● RECORDS FOR PROCESSING
--- begin ---
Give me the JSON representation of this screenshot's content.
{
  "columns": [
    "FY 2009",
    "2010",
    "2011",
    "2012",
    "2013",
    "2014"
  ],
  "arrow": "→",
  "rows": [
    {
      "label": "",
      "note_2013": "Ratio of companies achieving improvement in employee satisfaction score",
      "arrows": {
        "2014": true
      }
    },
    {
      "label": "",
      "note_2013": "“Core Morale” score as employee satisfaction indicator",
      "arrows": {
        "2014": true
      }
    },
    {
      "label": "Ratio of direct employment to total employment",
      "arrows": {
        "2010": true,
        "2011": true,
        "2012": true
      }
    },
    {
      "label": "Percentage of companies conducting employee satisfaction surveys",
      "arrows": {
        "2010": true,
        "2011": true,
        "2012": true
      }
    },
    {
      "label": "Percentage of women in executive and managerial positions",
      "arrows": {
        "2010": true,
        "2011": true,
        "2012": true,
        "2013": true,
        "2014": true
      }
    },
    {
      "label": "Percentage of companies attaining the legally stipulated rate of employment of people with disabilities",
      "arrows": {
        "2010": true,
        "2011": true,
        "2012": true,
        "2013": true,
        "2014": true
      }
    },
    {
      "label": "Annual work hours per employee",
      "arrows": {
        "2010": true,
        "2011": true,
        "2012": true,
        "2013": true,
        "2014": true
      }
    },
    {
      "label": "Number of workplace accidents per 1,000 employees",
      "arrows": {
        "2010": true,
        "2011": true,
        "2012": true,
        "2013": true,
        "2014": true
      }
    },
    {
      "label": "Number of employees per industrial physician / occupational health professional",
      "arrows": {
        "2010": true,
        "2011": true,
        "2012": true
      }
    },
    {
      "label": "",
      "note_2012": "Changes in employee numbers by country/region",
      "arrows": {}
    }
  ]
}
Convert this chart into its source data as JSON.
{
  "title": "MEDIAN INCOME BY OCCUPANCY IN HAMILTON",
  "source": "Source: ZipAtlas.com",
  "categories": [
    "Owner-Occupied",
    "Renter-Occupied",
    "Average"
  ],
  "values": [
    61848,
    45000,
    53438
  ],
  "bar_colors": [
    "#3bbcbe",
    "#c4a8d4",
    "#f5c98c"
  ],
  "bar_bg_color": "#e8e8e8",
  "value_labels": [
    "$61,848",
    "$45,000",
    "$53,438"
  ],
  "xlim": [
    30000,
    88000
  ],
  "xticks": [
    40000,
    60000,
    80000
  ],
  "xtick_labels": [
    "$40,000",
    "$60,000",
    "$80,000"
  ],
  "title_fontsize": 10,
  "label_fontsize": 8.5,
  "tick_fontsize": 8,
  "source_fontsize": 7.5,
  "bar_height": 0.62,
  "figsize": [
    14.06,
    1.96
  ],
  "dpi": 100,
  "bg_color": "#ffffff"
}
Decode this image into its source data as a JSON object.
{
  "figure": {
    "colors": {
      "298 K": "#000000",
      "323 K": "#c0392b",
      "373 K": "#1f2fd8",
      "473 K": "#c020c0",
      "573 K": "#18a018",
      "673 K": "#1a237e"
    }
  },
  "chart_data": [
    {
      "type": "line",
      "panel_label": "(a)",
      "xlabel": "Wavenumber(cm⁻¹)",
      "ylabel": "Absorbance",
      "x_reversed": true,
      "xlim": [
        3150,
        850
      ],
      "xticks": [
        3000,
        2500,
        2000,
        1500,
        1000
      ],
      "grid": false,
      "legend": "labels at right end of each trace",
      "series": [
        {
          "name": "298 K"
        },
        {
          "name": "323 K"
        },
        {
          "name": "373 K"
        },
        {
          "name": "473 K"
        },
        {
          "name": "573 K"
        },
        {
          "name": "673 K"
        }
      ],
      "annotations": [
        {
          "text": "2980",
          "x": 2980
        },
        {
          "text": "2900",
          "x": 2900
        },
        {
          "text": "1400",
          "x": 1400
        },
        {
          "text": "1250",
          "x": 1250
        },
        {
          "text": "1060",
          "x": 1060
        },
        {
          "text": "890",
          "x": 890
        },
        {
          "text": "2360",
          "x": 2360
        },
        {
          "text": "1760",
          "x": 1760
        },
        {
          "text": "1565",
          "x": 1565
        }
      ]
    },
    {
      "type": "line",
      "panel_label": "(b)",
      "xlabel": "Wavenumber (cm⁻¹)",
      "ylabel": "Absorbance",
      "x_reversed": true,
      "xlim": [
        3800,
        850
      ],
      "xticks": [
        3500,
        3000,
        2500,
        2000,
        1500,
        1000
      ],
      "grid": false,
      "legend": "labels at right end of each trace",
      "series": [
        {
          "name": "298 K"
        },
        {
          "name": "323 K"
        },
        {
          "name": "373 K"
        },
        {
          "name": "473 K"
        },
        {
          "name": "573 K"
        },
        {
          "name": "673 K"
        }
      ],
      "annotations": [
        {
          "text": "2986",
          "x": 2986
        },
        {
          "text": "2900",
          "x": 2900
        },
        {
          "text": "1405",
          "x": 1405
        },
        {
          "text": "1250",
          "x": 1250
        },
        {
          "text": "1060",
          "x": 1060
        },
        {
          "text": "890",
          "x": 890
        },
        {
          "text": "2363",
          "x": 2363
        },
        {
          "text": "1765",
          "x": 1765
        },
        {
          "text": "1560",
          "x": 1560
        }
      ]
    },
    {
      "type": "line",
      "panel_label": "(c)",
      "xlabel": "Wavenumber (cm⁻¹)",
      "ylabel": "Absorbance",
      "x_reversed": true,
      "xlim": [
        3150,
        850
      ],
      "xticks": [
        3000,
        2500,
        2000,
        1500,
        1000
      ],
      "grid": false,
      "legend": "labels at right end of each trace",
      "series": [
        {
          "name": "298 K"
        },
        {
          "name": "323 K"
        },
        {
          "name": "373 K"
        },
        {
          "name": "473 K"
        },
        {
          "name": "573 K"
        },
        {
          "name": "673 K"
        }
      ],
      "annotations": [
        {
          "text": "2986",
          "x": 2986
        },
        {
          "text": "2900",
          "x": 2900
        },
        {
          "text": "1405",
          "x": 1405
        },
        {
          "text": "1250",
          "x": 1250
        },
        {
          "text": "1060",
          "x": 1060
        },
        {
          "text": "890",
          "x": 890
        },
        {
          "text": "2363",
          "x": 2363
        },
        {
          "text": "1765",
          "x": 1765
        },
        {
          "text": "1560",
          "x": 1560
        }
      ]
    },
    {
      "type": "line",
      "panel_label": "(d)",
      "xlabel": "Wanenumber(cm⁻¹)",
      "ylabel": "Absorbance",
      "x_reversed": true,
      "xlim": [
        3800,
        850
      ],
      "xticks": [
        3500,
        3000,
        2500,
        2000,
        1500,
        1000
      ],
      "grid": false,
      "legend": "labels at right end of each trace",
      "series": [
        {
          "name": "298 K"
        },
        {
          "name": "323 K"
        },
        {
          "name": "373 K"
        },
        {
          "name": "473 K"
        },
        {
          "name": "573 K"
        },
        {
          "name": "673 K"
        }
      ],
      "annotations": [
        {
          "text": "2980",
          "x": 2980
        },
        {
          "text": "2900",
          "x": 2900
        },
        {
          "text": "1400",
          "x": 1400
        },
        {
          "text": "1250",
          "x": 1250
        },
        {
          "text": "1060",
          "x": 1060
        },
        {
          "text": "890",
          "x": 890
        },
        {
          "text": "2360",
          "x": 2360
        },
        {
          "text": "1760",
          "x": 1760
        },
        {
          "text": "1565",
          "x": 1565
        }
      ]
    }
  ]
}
--- end ---
Write down the full listing again, exactly.

Give me the JSON representation of this screenshot's content.
{
  "columns": [
    "FY 2009",
    "2010",
    "2011",
    "2012",
    "2013",
    "2014"
  ],
  "arrow": "→",
  "rows": [
    {
      "label": "",
      "note_2013": "Ratio of companies achieving improvement in employee satisfaction score",
      "arrows": {
        "2014": true
      }
    },
    {
      "label": "",
      "note_2013": "“Core Morale” score as employee satisfaction indicator",
      "arrows": {
        "2014": true
      }
    },
    {
      "label": "Ratio of direct employment to total employment",
      "arrows": {
        "2010": true,
        "2011": true,
        "2012": true
      }
    },
    {
      "label": "Percentage of companies conducting employee satisfaction surveys",
      "arrows": {
        "2010": true,
        "2011": true,
        "2012": true
      }
    },
    {
      "label": "Percentage of women in executive and managerial positions",
      "arrows": {
        "2010": true,
        "2011": true,
        "2012": true,
        "2013": true,
        "2014": true
      }
    },
    {
      "label": "Percentage of companies attaining the legally stipulated rate of employment of people with disabilities",
      "arrows": {
        "2010": true,
        "2011": true,
        "2012": true,
        "2013": true,
        "2014": true
      }
    },
    {
      "label": "Annual work hours per employee",
      "arrows": {
        "2010": true,
        "2011": true,
        "2012": true,
        "2013": true,
        "2014": true
      }
    },
    {
      "label": "Number of workplace accidents per 1,000 employees",
      "arrows": {
        "2010": true,
        "2011": true,
        "2012": true,
        "2013": true,
        "2014": true
      }
    },
    {
      "label": "Number of employees per industrial physician / occupational health professional",
      "arrows": {
        "2010": true,
        "2011": true,
        "2012": true
      }
    },
    {
      "label": "",
      "note_2012": "Changes in employee numbers by country/region",
      "arrows": {}
    }
  ]
}
Convert this chart into its source data as JSON.
{
  "title": "MEDIAN INCOME BY OCCUPANCY IN HAMILTON",
  "source": "Source: ZipAtlas.com",
  "categories": [
    "Owner-Occupied",
    "Renter-Occupied",
    "Average"
  ],
  "values": [
    61848,
    45000,
    53438
  ],
  "bar_colors": [
    "#3bbcbe",
    "#c4a8d4",
    "#f5c98c"
  ],
  "bar_bg_color": "#e8e8e8",
  "value_labels": [
    "$61,848",
    "$45,000",
    "$53,438"
  ],
  "xlim": [
    30000,
    88000
  ],
  "xticks": [
    40000,
    60000,
    80000
  ],
  "xtick_labels": [
    "$40,000",
    "$60,000",
    "$80,000"
  ],
  "title_fontsize": 10,
  "label_fontsize": 8.5,
  "tick_fontsize": 8,
  "source_fontsize": 7.5,
  "bar_height": 0.62,
  "figsize": [
    14.06,
    1.96
  ],
  "dpi": 100,
  "bg_color": "#ffffff"
}
Decode this image into its source data as a JSON object.
{
  "figure": {
    "colors": {
      "298 K": "#000000",
      "323 K": "#c0392b",
      "373 K": "#1f2fd8",
      "473 K": "#c020c0",
      "573 K": "#18a018",
      "673 K": "#1a237e"
    }
  },
  "chart_data": [
    {
      "type": "line",
      "panel_label": "(a)",
      "xlabel": "Wavenumber(cm⁻¹)",
      "ylabel": "Absorbance",
      "x_reversed": true,
      "xlim": [
        3150,
        850
      ],
      "xticks": [
        3000,
        2500,
        2000,
        1500,
        1000
      ],
      "grid": false,
      "legend": "labels at right end of each trace",
      "series": [
        {
          "name": "298 K"
        },
        {
          "name": "323 K"
        },
        {
          "name": "373 K"
        },
        {
          "name": "473 K"
        },
        {
          "name": "573 K"
        },
        {
          "name": "673 K"
        }
      ],
      "annotations": [
        {
          "text": "2980",
          "x": 2980
        },
        {
          "text": "2900",
          "x": 2900
        },
        {
          "text": "1400",
          "x": 1400
        },
        {
          "text": "1250",
          "x": 1250
        },
        {
          "text": "1060",
          "x": 1060
        },
        {
          "text": "890",
          "x": 890
        },
        {
          "text": "2360",
          "x": 2360
        },
        {
          "text": "1760",
          "x": 1760
        },
        {
          "text": "1565",
          "x": 1565
        }
      ]
    },
    {
      "type": "line",
      "panel_label": "(b)",
      "xlabel": "Wavenumber (cm⁻¹)",
      "ylabel": "Absorbance",
      "x_reversed": true,
      "xlim": [
        3800,
        850
      ],
      "xticks": [
        3500,
        3000,
        2500,
        2000,
        1500,
        1000
      ],
      "grid": false,
      "legend": "labels at right end of each trace",
      "series": [
        {
          "name": "298 K"
        },
        {
          "name": "323 K"
        },
        {
          "name": "373 K"
        },
        {
          "name": "473 K"
        },
        {
          "name": "573 K"
        },
        {
          "name": "673 K"
        }
      ],
      "annotations": [
        {
          "text": "2986",
          "x": 2986
        },
        {
          "text": "2900",
          "x": 2900
        },
        {
          "text": "1405",
          "x": 1405
        },
        {
          "text": "1250",
          "x": 1250
        },
        {
          "text": "1060",
          "x": 1060
        },
        {
          "text": "890",
          "x": 890
        },
        {
          "text": "2363",
          "x": 2363
        },
        {
          "text": "1765",
          "x": 1765
        },
        {
          "text": "1560",
          "x": 1560
        }
      ]
    },
    {
      "type": "line",
      "panel_label": "(c)",
      "xlabel": "Wavenumber (cm⁻¹)",
      "ylabel": "Absorbance",
      "x_reversed": true,
      "xlim": [
        3150,
        850
      ],
      "xticks": [
        3000,
        2500,
        2000,
        1500,
        1000
      ],
      "grid": false,
      "legend": "labels at right end of each trace",
      "series": [
        {
          "name": "298 K"
        },
        {
          "name": "323 K"
        },
        {
          "name": "373 K"
        },
        {
          "name": "473 K"
        },
        {
          "name": "573 K"
        },
        {
          "name": "673 K"
        }
      ],
      "annotations": [
        {
          "text": "2986",
          "x": 2986
        },
        {
          "text": "2900",
          "x": 2900
        },
        {
          "text": "1405",
          "x": 1405
        },
        {
          "text": "1250",
          "x": 1250
        },
        {
          "text": "1060",
          "x": 1060
        },
        {
          "text": "890",
          "x": 890
        },
        {
          "text": "2363",
          "x": 2363
        },
        {
          "text": "1765",
          "x": 1765
        },
        {
          "text": "1560",
          "x": 1560
        }
      ]
    },
    {
      "type": "line",
      "panel_label": "(d)",
      "xlabel": "Wanenumber(cm⁻¹)",
      "ylabel": "Absorbance",
      "x_reversed": true,
      "xlim": [
        3800,
        850
      ],
      "xticks": [
        3500,
        3000,
        2500,
        2000,
        1500,
        1000
      ],
      "grid": false,
      "legend": "labels at right end of each trace",
      "series": [
        {
          "name": "298 K"
        },
        {
          "name": "323 K"
        },
        {
          "name": "373 K"
        },
        {
          "name": "473 K"
        },
        {
          "name": "573 K"
        },
        {
          "name": "673 K"
        }
      ],
      "annotations": [
        {
          "text": "2980",
          "x": 2980
        },
        {
          "text": "2900",
          "x": 2900
        },
        {
          "text": "1400",
          "x": 1400
        },
        {
          "text": "1250",
          "x": 1250
        },
        {
          "text": "1060",
          "x": 1060
        },
        {
          "text": "890",
          "x": 890
        },
        {
          "text": "2360",
          "x": 2360
        },
        {
          "text": "1760",
          "x": 1760
        },
        {
          "text": "1565",
          "x": 1565
        }
      ]
    }
  ]
}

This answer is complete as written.